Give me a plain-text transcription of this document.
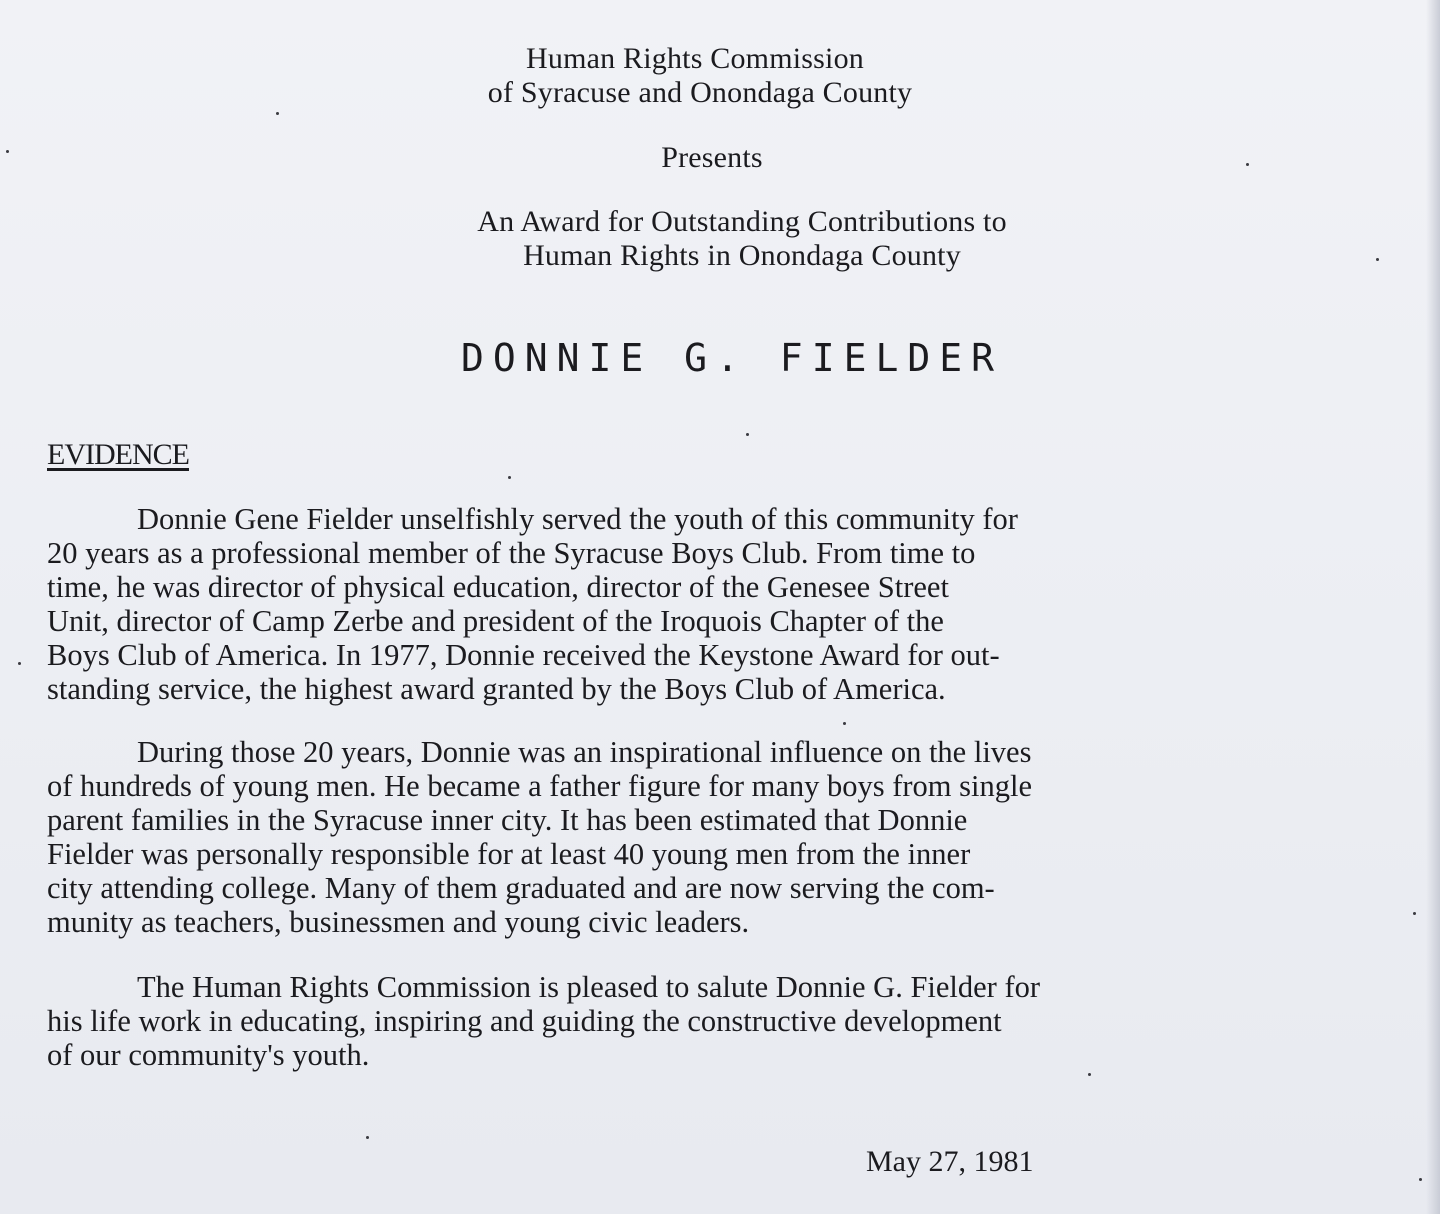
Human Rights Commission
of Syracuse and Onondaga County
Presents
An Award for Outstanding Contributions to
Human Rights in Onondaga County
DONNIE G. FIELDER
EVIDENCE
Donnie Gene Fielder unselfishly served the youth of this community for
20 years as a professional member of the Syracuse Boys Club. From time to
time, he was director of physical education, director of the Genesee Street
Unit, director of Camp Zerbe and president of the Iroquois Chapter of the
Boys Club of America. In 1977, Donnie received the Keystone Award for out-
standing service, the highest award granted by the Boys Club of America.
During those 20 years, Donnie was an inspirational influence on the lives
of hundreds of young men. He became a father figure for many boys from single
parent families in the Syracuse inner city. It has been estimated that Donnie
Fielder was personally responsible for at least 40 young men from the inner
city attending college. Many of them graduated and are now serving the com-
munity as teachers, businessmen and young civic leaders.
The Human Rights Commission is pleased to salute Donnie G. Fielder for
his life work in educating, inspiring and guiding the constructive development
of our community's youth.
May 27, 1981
--
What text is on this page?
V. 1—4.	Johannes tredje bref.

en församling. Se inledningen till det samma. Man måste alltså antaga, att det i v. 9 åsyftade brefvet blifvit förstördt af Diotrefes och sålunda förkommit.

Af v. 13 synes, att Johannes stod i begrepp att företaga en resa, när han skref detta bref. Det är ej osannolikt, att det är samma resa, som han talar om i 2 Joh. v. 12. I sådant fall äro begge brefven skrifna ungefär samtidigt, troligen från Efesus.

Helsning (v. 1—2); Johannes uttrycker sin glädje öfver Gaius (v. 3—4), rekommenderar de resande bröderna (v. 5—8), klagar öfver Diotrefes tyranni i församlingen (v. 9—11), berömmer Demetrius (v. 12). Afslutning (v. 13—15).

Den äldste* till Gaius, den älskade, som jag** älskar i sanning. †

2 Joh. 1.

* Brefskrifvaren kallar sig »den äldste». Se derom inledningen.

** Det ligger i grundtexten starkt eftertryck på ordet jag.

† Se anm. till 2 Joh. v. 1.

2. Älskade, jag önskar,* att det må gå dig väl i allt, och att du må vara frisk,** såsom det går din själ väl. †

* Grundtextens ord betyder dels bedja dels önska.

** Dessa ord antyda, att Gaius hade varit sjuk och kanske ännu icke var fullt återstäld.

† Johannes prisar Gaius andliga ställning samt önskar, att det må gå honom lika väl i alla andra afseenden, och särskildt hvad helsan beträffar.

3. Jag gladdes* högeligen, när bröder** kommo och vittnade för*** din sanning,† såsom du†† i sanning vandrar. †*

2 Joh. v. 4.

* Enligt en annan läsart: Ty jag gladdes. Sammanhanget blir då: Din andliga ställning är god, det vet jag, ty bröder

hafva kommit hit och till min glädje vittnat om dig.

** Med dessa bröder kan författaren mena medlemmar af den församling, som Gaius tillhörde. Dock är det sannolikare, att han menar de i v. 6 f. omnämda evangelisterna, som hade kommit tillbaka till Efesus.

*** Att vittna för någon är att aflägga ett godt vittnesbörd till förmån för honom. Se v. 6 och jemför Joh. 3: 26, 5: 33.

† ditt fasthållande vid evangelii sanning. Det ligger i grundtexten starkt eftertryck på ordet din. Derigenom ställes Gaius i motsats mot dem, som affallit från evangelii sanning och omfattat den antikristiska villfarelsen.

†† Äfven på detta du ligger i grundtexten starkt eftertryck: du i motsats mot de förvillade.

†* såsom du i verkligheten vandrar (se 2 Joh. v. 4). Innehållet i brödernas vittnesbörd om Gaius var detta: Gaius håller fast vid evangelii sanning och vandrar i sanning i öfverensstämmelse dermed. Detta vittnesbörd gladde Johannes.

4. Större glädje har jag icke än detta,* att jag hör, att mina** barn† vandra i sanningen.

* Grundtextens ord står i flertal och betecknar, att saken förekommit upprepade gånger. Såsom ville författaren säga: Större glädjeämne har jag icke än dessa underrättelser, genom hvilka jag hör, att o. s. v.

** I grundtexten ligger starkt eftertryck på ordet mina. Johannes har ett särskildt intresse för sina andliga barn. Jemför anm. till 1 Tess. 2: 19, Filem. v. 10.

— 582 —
--
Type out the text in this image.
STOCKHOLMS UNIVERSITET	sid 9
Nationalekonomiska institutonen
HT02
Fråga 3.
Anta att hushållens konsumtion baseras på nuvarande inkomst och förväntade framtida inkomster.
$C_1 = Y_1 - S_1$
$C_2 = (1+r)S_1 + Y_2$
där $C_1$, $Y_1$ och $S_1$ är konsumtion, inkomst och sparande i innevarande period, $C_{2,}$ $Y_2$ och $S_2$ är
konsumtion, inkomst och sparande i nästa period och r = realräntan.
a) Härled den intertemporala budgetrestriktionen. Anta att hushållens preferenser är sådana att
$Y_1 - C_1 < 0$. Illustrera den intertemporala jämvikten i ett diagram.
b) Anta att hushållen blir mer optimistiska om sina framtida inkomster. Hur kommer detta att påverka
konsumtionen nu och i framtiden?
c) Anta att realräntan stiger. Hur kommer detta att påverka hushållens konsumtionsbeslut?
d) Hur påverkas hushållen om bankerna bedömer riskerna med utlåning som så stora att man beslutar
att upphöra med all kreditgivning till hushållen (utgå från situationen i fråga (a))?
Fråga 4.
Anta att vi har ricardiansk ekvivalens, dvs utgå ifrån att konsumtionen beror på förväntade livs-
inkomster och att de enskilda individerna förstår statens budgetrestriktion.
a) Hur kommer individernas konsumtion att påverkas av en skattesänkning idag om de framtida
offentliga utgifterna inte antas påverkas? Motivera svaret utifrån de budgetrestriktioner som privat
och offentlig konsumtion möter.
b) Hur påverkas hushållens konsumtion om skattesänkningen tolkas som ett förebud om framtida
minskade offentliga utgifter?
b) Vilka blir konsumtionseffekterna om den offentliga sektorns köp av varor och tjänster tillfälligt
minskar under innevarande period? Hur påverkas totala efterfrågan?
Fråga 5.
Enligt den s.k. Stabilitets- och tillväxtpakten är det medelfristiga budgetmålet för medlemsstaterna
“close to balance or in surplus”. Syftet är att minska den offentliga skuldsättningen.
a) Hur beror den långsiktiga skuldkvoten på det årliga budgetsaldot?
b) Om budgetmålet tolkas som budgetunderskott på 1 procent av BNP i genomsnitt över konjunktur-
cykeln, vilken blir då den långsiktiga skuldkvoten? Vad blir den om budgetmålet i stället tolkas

WORK TO COMPLETE → Count the lines in the data where "Syracuse" occurs. Report the number only.

EXERCISE RESULT → 3